• **Instructions for the task**
Locate the line that contains "Read this page and output its text content.". Print it and each following line through the end of the listing, verbatim, and nothing more.

----------------------------------------

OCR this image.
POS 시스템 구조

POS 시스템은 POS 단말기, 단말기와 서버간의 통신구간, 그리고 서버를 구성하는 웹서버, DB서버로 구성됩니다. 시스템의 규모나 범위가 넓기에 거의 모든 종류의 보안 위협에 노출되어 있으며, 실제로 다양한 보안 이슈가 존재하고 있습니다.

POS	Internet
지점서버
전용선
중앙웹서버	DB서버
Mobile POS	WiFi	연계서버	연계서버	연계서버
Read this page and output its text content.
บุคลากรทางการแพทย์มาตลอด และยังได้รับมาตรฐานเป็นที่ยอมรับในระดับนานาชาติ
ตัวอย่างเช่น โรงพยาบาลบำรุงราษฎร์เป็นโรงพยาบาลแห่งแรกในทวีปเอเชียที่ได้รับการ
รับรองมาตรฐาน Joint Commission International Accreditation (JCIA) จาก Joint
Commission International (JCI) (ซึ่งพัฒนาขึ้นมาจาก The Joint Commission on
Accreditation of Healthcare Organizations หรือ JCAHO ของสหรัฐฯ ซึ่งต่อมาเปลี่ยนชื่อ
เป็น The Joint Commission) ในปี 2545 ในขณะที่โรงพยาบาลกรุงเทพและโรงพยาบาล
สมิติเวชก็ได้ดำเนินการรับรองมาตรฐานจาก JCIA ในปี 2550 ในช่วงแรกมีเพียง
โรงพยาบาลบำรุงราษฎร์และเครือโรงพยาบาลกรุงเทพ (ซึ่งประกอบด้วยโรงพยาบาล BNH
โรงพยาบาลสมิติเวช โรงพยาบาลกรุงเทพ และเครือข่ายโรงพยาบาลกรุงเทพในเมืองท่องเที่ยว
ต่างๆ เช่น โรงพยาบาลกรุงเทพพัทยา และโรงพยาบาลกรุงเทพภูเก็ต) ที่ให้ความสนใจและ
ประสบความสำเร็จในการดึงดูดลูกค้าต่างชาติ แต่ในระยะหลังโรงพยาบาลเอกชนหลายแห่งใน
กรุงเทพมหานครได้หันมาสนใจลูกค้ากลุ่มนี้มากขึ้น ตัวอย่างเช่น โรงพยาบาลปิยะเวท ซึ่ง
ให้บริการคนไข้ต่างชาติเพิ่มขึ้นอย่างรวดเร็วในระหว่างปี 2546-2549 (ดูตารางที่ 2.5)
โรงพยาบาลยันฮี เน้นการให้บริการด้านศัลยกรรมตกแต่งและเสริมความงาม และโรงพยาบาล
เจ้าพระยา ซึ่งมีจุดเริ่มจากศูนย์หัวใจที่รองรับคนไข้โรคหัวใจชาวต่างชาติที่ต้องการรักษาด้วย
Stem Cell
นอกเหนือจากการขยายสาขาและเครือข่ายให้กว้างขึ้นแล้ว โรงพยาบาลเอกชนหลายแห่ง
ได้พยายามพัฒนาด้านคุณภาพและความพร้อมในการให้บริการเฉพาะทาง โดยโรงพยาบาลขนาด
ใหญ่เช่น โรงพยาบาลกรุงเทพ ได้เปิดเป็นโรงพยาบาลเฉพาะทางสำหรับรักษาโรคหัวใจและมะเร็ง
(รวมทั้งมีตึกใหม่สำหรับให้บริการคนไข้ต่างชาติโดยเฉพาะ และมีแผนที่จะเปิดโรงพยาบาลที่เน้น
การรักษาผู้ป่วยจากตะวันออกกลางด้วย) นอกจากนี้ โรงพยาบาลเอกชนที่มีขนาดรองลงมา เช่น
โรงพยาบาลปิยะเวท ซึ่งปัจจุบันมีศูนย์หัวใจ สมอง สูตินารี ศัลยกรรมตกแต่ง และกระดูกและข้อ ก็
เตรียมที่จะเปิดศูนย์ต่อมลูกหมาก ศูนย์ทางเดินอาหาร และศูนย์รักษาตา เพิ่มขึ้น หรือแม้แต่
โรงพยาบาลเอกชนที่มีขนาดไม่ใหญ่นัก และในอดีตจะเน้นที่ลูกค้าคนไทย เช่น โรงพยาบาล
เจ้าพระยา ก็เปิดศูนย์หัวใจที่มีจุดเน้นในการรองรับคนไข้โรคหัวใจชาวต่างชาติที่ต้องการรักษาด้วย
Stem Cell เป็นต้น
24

----------------------------------------

• **Solved exercise**
Read this page and output its text content.
บุคลากรทางการแพทย์มาตลอด และยังได้รับมาตรฐานเป็นที่ยอมรับในระดับนานาชาติ
ตัวอย่างเช่น โรงพยาบาลบำรุงราษฎร์เป็นโรงพยาบาลแห่งแรกในทวีปเอเชียที่ได้รับการ
รับรองมาตรฐาน Joint Commission International Accreditation (JCIA) จาก Joint
Commission International (JCI) (ซึ่งพัฒนาขึ้นมาจาก The Joint Commission on
Accreditation of Healthcare Organizations หรือ JCAHO ของสหรัฐฯ ซึ่งต่อมาเปลี่ยนชื่อ
เป็น The Joint Commission) ในปี 2545 ในขณะที่โรงพยาบาลกรุงเทพและโรงพยาบาล
สมิติเวชก็ได้ดำเนินการรับรองมาตรฐานจาก JCIA ในปี 2550 ในช่วงแรกมีเพียง
โรงพยาบาลบำรุงราษฎร์และเครือโรงพยาบาลกรุงเทพ (ซึ่งประกอบด้วยโรงพยาบาล BNH
โรงพยาบาลสมิติเวช โรงพยาบาลกรุงเทพ และเครือข่ายโรงพยาบาลกรุงเทพในเมืองท่องเที่ยว
ต่างๆ เช่น โรงพยาบาลกรุงเทพพัทยา และโรงพยาบาลกรุงเทพภูเก็ต) ที่ให้ความสนใจและ
ประสบความสำเร็จในการดึงดูดลูกค้าต่างชาติ แต่ในระยะหลังโรงพยาบาลเอกชนหลายแห่งใน
กรุงเทพมหานครได้หันมาสนใจลูกค้ากลุ่มนี้มากขึ้น ตัวอย่างเช่น โรงพยาบาลปิยะเวท ซึ่ง
ให้บริการคนไข้ต่างชาติเพิ่มขึ้นอย่างรวดเร็วในระหว่างปี 2546-2549 (ดูตารางที่ 2.5)
โรงพยาบาลยันฮี เน้นการให้บริการด้านศัลยกรรมตกแต่งและเสริมความงาม และโรงพยาบาล
เจ้าพระยา ซึ่งมีจุดเริ่มจากศูนย์หัวใจที่รองรับคนไข้โรคหัวใจชาวต่างชาติที่ต้องการรักษาด้วย
Stem Cell
นอกเหนือจากการขยายสาขาและเครือข่ายให้กว้างขึ้นแล้ว โรงพยาบาลเอกชนหลายแห่ง
ได้พยายามพัฒนาด้านคุณภาพและความพร้อมในการให้บริการเฉพาะทาง โดยโรงพยาบาลขนาด
ใหญ่เช่น โรงพยาบาลกรุงเทพ ได้เปิดเป็นโรงพยาบาลเฉพาะทางสำหรับรักษาโรคหัวใจและมะเร็ง
(รวมทั้งมีตึกใหม่สำหรับให้บริการคนไข้ต่างชาติโดยเฉพาะ และมีแผนที่จะเปิดโรงพยาบาลที่เน้น
การรักษาผู้ป่วยจากตะวันออกกลางด้วย) นอกจากนี้ โรงพยาบาลเอกชนที่มีขนาดรองลงมา เช่น
โรงพยาบาลปิยะเวท ซึ่งปัจจุบันมีศูนย์หัวใจ สมอง สูตินารี ศัลยกรรมตกแต่ง และกระดูกและข้อ ก็
เตรียมที่จะเปิดศูนย์ต่อมลูกหมาก ศูนย์ทางเดินอาหาร และศูนย์รักษาตา เพิ่มขึ้น หรือแม้แต่
โรงพยาบาลเอกชนที่มีขนาดไม่ใหญ่นัก และในอดีตจะเน้นที่ลูกค้าคนไทย เช่น โรงพยาบาล
เจ้าพระยา ก็เปิดศูนย์หัวใจที่มีจุดเน้นในการรองรับคนไข้โรคหัวใจชาวต่างชาติที่ต้องการรักษาด้วย
Stem Cell เป็นต้น
24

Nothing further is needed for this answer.